Collected data
____________________

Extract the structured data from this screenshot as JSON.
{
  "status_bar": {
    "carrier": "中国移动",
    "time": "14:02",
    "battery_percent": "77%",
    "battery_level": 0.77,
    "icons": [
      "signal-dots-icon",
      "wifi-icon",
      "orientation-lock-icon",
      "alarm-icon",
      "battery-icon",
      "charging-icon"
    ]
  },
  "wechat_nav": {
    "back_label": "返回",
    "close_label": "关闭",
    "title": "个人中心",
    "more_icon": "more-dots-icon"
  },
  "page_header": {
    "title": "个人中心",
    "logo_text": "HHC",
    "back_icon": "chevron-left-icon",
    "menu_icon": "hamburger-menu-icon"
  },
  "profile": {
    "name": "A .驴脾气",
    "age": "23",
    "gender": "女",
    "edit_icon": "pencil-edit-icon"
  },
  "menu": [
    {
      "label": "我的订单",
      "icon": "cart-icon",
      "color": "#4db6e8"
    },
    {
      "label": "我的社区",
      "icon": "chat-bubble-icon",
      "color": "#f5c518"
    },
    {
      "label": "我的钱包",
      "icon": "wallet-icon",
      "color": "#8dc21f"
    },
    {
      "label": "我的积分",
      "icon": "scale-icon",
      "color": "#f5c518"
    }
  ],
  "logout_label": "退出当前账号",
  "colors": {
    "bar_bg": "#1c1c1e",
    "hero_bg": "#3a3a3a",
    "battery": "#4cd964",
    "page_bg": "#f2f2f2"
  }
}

____________________

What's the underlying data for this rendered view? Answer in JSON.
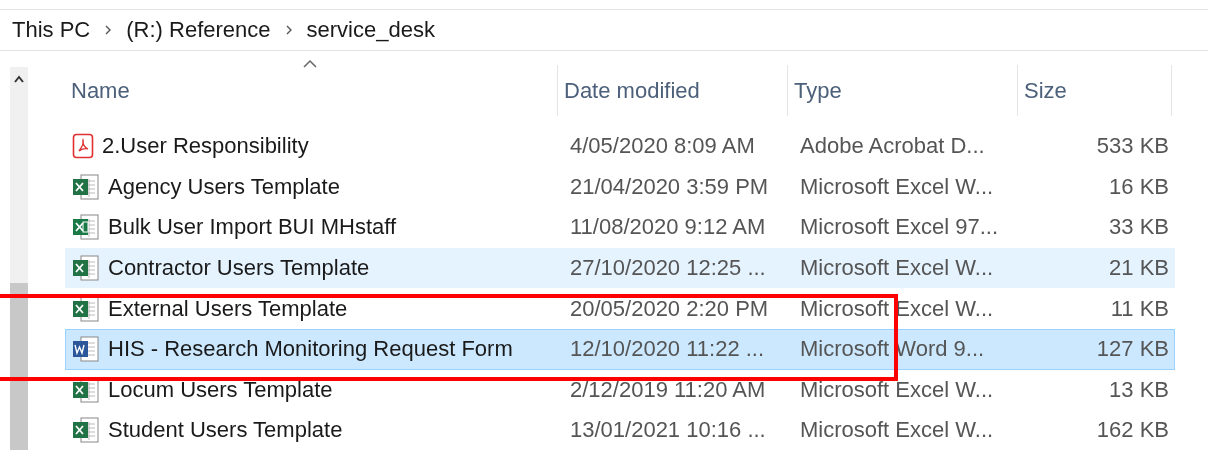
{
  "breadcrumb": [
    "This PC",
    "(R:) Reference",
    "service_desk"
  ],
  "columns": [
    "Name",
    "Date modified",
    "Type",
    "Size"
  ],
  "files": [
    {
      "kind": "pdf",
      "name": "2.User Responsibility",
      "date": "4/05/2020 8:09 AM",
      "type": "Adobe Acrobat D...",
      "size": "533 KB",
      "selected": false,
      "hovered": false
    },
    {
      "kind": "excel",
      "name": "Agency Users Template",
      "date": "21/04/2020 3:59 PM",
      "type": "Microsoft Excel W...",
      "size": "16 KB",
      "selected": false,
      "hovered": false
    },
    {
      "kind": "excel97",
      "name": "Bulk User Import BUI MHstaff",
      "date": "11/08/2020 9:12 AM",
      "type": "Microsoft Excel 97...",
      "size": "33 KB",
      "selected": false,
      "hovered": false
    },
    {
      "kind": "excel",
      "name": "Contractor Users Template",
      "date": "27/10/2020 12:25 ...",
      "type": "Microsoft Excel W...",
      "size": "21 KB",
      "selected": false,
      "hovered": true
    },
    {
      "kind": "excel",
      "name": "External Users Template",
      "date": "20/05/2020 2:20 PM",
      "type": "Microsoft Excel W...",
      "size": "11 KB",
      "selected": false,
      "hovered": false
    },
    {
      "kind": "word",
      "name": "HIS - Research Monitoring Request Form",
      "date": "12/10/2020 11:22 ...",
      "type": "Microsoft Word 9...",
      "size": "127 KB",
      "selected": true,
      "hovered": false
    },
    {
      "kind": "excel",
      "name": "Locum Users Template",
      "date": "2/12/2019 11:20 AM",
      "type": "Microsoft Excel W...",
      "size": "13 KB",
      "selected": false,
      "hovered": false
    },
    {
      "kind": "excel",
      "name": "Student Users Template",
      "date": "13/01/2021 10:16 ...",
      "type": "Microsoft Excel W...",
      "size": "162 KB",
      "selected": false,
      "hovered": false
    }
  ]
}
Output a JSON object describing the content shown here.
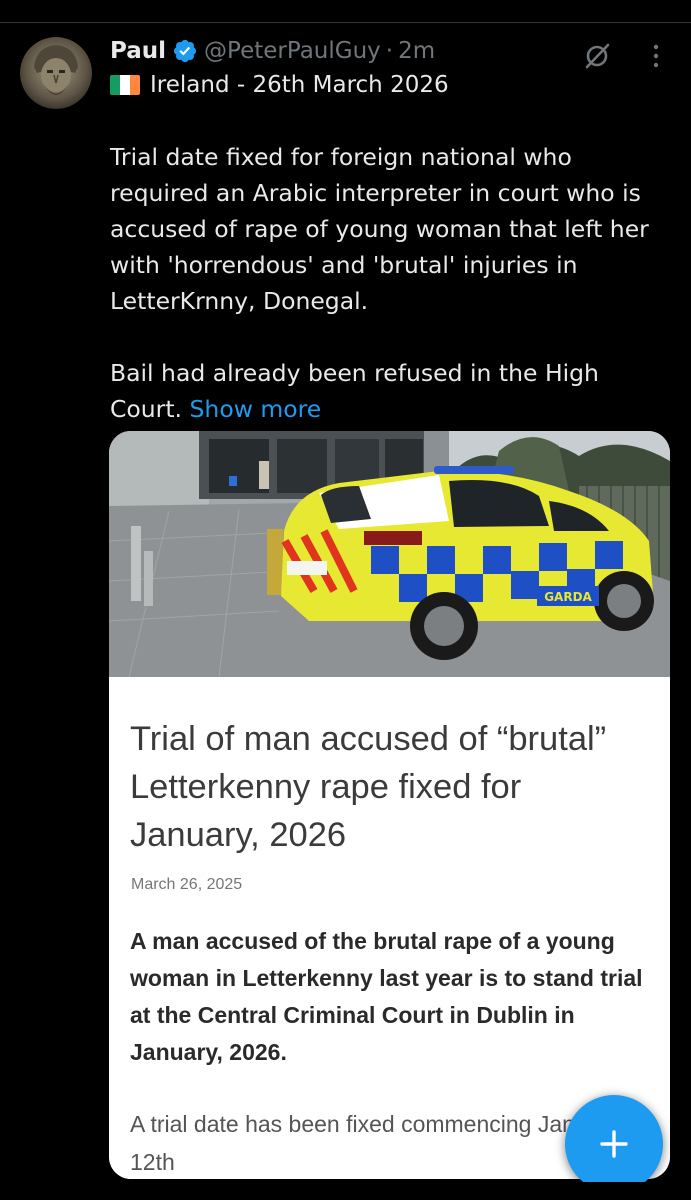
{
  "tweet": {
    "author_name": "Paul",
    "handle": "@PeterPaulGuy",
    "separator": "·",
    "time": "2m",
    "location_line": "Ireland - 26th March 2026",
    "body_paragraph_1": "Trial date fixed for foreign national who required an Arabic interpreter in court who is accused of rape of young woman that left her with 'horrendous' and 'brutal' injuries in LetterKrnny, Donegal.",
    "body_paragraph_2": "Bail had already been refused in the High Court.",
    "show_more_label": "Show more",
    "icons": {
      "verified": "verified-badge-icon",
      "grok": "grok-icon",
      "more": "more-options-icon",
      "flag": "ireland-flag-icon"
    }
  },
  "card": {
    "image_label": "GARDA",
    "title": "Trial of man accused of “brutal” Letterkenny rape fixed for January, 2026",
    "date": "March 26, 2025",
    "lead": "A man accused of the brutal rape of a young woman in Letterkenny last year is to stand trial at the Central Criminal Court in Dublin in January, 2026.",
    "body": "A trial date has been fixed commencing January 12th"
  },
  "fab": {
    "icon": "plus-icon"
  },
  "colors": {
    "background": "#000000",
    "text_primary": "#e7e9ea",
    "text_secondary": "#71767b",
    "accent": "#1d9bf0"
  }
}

____________________

■ **What to produce**: Copy each line of the data above that holds "woman".

■ **Solved problem**:
    "body_paragraph_1": "Trial date fixed for foreign national who required an Arabic interpreter in court who is accused of rape of young woman that left her with 'horrendous' and 'brutal' injuries in LetterKrnny, Donegal.",
    "lead": "A man accused of the brutal rape of a young woman in Letterkenny last year is to stand trial at the Central Criminal Court in Dublin in January, 2026.",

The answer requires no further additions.